TASK INPUT:
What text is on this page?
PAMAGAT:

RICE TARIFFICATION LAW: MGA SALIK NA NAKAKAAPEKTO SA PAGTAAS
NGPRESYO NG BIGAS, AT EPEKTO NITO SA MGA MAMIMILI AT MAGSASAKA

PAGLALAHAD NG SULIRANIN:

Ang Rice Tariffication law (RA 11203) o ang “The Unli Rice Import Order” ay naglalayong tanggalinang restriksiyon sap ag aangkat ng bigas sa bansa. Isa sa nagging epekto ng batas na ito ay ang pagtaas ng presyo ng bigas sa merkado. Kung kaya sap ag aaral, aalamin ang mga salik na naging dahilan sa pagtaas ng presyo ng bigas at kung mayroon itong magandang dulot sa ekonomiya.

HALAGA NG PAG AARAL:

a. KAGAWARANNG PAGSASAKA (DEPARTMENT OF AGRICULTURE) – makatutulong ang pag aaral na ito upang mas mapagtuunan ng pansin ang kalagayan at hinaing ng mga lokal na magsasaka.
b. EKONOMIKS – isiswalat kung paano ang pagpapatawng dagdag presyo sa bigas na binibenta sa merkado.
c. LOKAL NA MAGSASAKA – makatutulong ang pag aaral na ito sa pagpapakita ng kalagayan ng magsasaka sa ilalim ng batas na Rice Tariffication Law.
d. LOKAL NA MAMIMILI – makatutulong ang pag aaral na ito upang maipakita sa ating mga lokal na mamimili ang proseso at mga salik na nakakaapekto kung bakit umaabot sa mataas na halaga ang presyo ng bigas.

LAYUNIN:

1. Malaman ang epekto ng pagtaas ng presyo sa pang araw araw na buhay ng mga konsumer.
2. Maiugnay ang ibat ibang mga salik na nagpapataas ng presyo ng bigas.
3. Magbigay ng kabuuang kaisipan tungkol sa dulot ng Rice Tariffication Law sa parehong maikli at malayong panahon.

WORK REQUIRED: Gather from the records above every line containing the string "MAMIMILI".

WRITTEN RESPONSE:
NGPRESYO NG BIGAS, AT EPEKTO NITO SA MGA MAMIMILI AT MAGSASAKA
d. LOKAL NA MAMIMILI – makatutulong ang pag aaral na ito upang maipakita sa ating mga lokal na mamimili ang proseso at mga salik na nakakaapekto kung bakit umaabot sa mataas na halaga ang presyo ng bigas.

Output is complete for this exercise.